# [GIVEN INFORMATION]
※

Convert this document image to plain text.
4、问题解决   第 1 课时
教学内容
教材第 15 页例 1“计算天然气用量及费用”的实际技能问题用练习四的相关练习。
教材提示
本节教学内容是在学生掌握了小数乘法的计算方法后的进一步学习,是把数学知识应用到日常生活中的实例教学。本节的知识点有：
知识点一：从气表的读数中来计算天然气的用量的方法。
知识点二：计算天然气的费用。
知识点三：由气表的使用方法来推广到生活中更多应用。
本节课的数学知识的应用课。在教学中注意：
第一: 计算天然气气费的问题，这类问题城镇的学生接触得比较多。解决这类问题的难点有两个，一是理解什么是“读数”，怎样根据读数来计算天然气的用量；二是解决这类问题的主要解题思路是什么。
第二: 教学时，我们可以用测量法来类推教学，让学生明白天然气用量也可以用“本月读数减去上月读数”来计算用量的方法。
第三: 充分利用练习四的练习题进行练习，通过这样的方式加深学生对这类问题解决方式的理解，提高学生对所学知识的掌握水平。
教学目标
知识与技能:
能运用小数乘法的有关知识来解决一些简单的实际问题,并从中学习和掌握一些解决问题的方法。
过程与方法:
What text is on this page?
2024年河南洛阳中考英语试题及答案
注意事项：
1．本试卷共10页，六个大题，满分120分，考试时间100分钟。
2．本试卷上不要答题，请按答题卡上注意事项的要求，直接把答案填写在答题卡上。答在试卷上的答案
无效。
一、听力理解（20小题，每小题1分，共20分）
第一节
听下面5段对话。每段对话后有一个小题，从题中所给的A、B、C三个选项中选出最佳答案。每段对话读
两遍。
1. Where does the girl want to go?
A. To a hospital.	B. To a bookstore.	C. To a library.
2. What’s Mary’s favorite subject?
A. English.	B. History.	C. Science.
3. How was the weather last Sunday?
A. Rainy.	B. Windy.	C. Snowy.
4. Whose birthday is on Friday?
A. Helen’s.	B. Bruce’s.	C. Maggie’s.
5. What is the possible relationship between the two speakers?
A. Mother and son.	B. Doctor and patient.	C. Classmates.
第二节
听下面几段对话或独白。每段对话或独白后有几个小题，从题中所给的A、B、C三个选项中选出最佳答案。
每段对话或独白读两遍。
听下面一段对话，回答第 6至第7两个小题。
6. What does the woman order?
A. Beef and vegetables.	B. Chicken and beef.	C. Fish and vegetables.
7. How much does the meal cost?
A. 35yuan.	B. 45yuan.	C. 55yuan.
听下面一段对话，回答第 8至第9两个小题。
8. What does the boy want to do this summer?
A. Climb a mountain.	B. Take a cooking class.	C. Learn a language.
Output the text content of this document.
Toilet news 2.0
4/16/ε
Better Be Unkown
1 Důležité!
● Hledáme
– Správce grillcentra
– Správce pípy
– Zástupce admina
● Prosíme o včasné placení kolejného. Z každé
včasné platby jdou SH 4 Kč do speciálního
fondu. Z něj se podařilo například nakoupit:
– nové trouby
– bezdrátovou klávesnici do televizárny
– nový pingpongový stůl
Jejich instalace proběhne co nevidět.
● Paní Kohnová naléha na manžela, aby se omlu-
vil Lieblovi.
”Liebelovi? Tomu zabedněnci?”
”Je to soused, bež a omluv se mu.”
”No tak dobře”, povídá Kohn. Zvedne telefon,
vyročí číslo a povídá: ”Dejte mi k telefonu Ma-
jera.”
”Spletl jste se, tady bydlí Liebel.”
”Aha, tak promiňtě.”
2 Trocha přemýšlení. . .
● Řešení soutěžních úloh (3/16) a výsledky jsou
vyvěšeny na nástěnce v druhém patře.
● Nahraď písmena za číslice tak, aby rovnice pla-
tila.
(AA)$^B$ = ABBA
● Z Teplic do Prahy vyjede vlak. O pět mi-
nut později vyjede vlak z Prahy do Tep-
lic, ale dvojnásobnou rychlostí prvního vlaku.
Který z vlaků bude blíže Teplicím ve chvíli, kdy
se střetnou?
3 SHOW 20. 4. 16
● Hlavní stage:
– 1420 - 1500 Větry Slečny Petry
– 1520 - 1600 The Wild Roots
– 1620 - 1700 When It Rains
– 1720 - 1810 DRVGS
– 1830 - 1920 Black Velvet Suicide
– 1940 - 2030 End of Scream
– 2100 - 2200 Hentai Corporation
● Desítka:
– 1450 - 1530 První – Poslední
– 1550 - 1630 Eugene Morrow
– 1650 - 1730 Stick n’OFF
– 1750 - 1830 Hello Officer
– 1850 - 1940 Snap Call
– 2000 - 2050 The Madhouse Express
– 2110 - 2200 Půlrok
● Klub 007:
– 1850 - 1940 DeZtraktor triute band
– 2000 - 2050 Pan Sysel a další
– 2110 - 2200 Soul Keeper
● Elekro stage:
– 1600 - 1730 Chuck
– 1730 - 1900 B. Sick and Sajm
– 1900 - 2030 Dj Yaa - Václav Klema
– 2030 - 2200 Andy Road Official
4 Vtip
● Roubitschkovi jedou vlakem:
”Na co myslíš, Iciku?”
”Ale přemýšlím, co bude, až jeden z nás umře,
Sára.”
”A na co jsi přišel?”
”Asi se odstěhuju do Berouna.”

※

# [TASK BRIEF]
All lines above containing the string "vyjede" are to be collected.

# [SOLUTION TO THIS EXERCISE]
● Z Teplic do Prahy vyjede vlak. O pět mi-
nut později vyjede vlak z Prahy do Tep-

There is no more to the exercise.